* _Given instruction_: Work through the material below and count the lines holding the word "icon"; give that count and nothing more.

* _Provided data_:
□ □ □ □ □ □ □
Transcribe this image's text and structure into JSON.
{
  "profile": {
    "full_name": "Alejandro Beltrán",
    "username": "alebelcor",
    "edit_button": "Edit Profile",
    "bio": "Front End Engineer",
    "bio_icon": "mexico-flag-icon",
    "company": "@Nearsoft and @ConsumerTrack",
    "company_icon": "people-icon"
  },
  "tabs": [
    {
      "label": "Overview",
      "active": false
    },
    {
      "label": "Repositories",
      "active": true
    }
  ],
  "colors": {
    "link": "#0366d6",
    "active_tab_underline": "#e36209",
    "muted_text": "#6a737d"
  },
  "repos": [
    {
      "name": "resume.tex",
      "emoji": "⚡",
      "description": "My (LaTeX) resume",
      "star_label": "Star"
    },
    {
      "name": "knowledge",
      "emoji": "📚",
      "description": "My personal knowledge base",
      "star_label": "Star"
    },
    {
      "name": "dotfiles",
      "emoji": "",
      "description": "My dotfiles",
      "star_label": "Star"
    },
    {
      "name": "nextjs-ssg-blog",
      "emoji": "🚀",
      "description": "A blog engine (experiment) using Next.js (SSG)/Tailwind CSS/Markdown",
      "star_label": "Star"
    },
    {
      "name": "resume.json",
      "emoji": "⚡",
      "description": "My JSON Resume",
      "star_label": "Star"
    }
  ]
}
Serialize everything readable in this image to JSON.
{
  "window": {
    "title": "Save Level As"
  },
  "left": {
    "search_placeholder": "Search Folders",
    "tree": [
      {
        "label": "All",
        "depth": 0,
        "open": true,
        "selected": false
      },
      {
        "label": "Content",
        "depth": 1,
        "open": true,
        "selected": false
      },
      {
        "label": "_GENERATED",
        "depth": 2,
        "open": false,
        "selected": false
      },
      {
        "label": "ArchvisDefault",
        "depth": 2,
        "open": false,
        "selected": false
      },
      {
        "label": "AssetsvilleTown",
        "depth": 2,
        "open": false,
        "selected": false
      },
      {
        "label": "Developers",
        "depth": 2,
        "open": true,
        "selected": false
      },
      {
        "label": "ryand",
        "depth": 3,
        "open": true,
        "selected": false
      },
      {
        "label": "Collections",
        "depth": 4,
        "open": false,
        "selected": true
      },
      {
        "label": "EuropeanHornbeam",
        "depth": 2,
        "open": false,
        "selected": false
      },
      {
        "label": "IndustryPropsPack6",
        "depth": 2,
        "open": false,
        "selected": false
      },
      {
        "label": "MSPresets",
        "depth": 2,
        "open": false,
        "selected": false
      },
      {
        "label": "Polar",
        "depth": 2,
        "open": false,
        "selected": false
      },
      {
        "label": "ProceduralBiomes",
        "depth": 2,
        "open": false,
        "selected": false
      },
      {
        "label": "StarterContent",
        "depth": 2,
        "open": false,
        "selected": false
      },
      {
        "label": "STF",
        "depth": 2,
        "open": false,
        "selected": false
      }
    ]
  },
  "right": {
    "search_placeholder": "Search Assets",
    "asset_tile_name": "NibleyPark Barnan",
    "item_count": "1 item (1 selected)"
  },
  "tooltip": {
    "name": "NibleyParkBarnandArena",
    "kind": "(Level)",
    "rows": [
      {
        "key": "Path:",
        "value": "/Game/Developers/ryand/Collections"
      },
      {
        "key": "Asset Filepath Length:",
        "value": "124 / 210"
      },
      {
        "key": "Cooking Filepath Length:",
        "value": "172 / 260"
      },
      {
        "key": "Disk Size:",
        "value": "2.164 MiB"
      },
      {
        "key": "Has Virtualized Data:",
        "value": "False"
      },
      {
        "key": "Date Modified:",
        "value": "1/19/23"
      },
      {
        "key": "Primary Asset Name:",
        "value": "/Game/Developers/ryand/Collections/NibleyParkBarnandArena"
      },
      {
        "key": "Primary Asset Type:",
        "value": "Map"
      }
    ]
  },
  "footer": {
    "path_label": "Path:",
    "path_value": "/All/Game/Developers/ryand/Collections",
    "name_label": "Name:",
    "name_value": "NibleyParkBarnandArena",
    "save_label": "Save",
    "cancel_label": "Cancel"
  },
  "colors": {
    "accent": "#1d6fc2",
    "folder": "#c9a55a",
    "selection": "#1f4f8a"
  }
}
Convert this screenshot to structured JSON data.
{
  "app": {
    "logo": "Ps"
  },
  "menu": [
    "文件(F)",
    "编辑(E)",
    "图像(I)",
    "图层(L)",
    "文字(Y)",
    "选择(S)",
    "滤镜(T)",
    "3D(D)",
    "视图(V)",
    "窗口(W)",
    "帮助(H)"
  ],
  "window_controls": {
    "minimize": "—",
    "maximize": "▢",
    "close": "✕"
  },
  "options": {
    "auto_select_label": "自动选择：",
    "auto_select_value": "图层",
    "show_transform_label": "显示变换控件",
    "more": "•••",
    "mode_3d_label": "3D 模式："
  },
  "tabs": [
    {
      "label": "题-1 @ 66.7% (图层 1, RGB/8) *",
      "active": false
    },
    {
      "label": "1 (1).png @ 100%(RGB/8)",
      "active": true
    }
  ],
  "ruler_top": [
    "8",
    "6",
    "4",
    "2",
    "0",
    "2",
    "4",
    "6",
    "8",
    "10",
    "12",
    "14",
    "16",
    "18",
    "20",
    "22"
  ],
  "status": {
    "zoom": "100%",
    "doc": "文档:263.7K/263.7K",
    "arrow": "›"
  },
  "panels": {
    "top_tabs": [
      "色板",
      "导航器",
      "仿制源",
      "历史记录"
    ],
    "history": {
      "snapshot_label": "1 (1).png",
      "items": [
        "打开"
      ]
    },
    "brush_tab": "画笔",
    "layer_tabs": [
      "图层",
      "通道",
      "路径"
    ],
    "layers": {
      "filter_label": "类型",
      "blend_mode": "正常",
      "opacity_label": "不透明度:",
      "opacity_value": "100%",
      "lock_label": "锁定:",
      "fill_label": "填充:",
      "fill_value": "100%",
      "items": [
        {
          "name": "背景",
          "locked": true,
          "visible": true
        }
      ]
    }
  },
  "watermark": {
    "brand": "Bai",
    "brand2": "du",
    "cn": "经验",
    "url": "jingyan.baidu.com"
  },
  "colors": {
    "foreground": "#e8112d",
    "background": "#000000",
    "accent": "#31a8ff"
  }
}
□ □ □ □ □ □ □
* _Worked answer_: 2